## TASK STATEMENT
Quote every line below exactly and skip any picture.

## INPUT RECORDS
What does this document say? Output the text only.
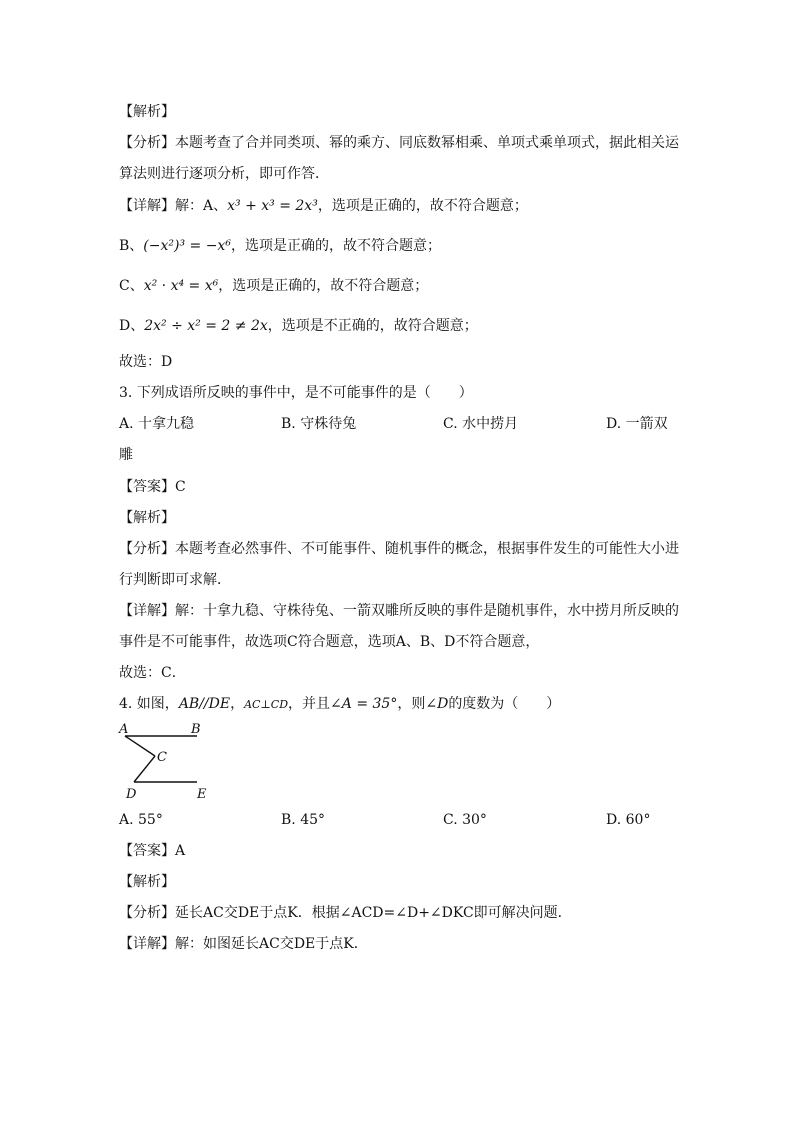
【解析】
【分析】本题考查了合并同类项、幂的乘方、同底数幂相乘、单项式乘单项式，据此相关运
算法则进行逐项分析，即可作答．
【详解】解：A、x³ + x³ = 2x³，选项是正确的，故不符合题意；
B、(−x²)³ = −x⁶，选项是正确的，故不符合题意；
C、x² · x⁴ = x⁶，选项是正确的，故不符合题意；
D、2x² ÷ x² = 2 ≠ 2x，选项是不正确的，故符合题意；
故选：D
3. 下列成语所反映的事件中，是不可能事件的是（　　）
A. 十拿九稳	B. 守株待兔	C. 水中捞月	D. 一箭双
雕
【答案】C
【解析】
【分析】本题考查必然事件、不可能事件、随机事件的概念，根据事件发生的可能性大小进
行判断即可求解．
【详解】解：十拿九稳、守株待兔、一箭双雕所反映的事件是随机事件，水中捞月所反映的
事件是不可能事件，故选项C符合题意，选项A、B、D不符合题意，
故选：C．
4. 如图，AB//DE，AC⊥CD，并且∠A = 35°，则∠D的度数为（　　）
A	B
C
D	E
A. 55°	B. 45°	C. 30°	D. 60°
【答案】A
【解析】
【分析】延长AC交DE于点K．根据∠ACD=∠D+∠DKC即可解决问题．
【详解】解：如图延长AC交DE于点K．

## OUTPUT FOR THIS EXERCISE
What does this document say? Output the text only.
【解析】
【分析】本题考查了合并同类项、幂的乘方、同底数幂相乘、单项式乘单项式，据此相关运
算法则进行逐项分析，即可作答．
【详解】解：A、x³ + x³ = 2x³，选项是正确的，故不符合题意；
B、(−x²)³ = −x⁶，选项是正确的，故不符合题意；
C、x² · x⁴ = x⁶，选项是正确的，故不符合题意；
D、2x² ÷ x² = 2 ≠ 2x，选项是不正确的，故符合题意；
故选：D
3. 下列成语所反映的事件中，是不可能事件的是（　　）
A. 十拿九稳	B. 守株待兔	C. 水中捞月	D. 一箭双
雕
【答案】C
【解析】
【分析】本题考查必然事件、不可能事件、随机事件的概念，根据事件发生的可能性大小进
行判断即可求解．
【详解】解：十拿九稳、守株待兔、一箭双雕所反映的事件是随机事件，水中捞月所反映的
事件是不可能事件，故选项C符合题意，选项A、B、D不符合题意，
故选：C．
4. 如图，AB//DE，AC⊥CD，并且∠A = 35°，则∠D的度数为（　　）
A	B
C
D	E
A. 55°	B. 45°	C. 30°	D. 60°
【答案】A
【解析】
【分析】延长AC交DE于点K．根据∠ACD=∠D+∠DKC即可解决问题．
【详解】解：如图延长AC交DE于点K．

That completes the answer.